Each line of the material below that holds the word "VICARAGE" needs to be copied.

--- Begin DATA SECTION ---

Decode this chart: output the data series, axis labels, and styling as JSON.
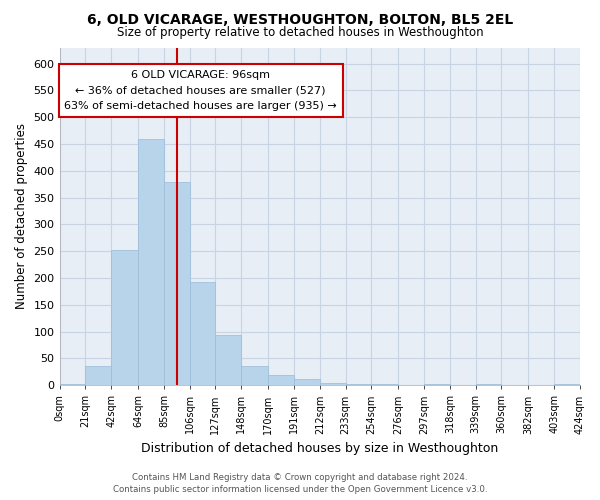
{
  "title": "6, OLD VICARAGE, WESTHOUGHTON, BOLTON, BL5 2EL",
  "subtitle": "Size of property relative to detached houses in Westhoughton",
  "xlabel": "Distribution of detached houses by size in Westhoughton",
  "ylabel": "Number of detached properties",
  "bar_color": "#b8d4ea",
  "bar_edge_color": "#9abbd8",
  "grid_color": "#c8d4e4",
  "background_color": "#ffffff",
  "plot_bg_color": "#e8eef6",
  "vline_x": 96,
  "vline_color": "#cc0000",
  "bin_edges": [
    0,
    21,
    42,
    64,
    85,
    106,
    127,
    148,
    170,
    191,
    212,
    233,
    254,
    276,
    297,
    318,
    339,
    360,
    382,
    403,
    424
  ],
  "bin_labels": [
    "0sqm",
    "21sqm",
    "42sqm",
    "64sqm",
    "85sqm",
    "106sqm",
    "127sqm",
    "148sqm",
    "170sqm",
    "191sqm",
    "212sqm",
    "233sqm",
    "254sqm",
    "276sqm",
    "297sqm",
    "318sqm",
    "339sqm",
    "360sqm",
    "382sqm",
    "403sqm",
    "424sqm"
  ],
  "bar_heights": [
    2,
    35,
    252,
    460,
    380,
    192,
    93,
    35,
    20,
    12,
    5,
    2,
    2,
    0,
    2,
    0,
    2,
    0,
    0,
    3
  ],
  "ylim": [
    0,
    630
  ],
  "yticks": [
    0,
    50,
    100,
    150,
    200,
    250,
    300,
    350,
    400,
    450,
    500,
    550,
    600
  ],
  "annotation_title": "6 OLD VICARAGE: 96sqm",
  "annotation_line1": "← 36% of detached houses are smaller (527)",
  "annotation_line2": "63% of semi-detached houses are larger (935) →",
  "annotation_box_color": "#ffffff",
  "annotation_box_edge": "#cc0000",
  "footer_line1": "Contains HM Land Registry data © Crown copyright and database right 2024.",
  "footer_line2": "Contains public sector information licensed under the Open Government Licence v3.0."
}
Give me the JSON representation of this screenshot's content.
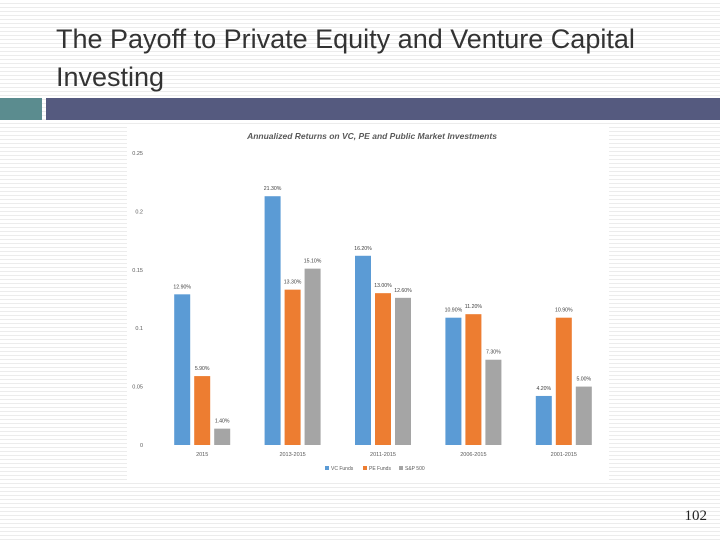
{
  "slide": {
    "title": "The Payoff to Private Equity and Venture Capital Investing",
    "page_number": "102"
  },
  "colors": {
    "header_band": "#555a7f",
    "header_accent": "#5b8c8f",
    "vc": "#5b9bd5",
    "pe": "#ed7d31",
    "sp": "#a5a5a5"
  },
  "chart_data": {
    "type": "bar",
    "title": "Annualized Returns on VC, PE and Public Market Investments",
    "categories": [
      "2015",
      "2013-2015",
      "2011-2015",
      "2006-2015",
      "2001-2015"
    ],
    "series": [
      {
        "name": "VC Funds",
        "values": [
          0.129,
          0.213,
          0.162,
          0.109,
          0.042
        ],
        "labels": [
          "12.90%",
          "21.30%",
          "16.20%",
          "10.90%",
          "4.20%"
        ]
      },
      {
        "name": "PE Funds",
        "values": [
          0.059,
          0.133,
          0.13,
          0.112,
          0.109
        ],
        "labels": [
          "5.90%",
          "13.30%",
          "13.00%",
          "11.20%",
          "10.90%"
        ]
      },
      {
        "name": "S&P 500",
        "values": [
          0.014,
          0.151,
          0.126,
          0.073,
          0.05
        ],
        "labels": [
          "1.40%",
          "15.10%",
          "12.60%",
          "7.30%",
          "5.00%"
        ]
      }
    ],
    "yticks": [
      "0",
      "0.05",
      "0.1",
      "0.15",
      "0.2",
      "0.25"
    ],
    "ylim": [
      0,
      0.25
    ],
    "legend_position": "bottom",
    "grid": false
  }
}
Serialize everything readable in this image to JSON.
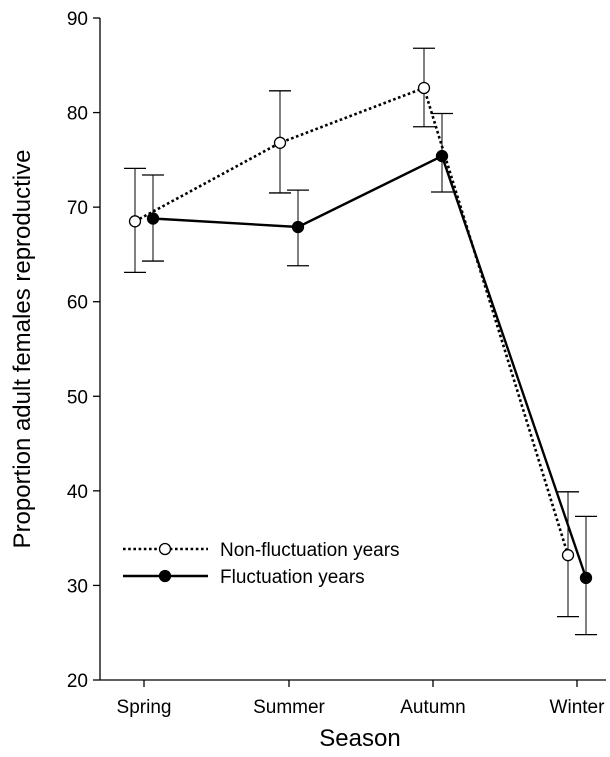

--- End DATA SECTION ---

• [RESPONSE BELOW]
  "title": "6, OLD VICARAGE, WESTHOUGHTON, BOLTON, BL5 2EL",
  "annotation_title": "6 OLD VICARAGE: 96sqm",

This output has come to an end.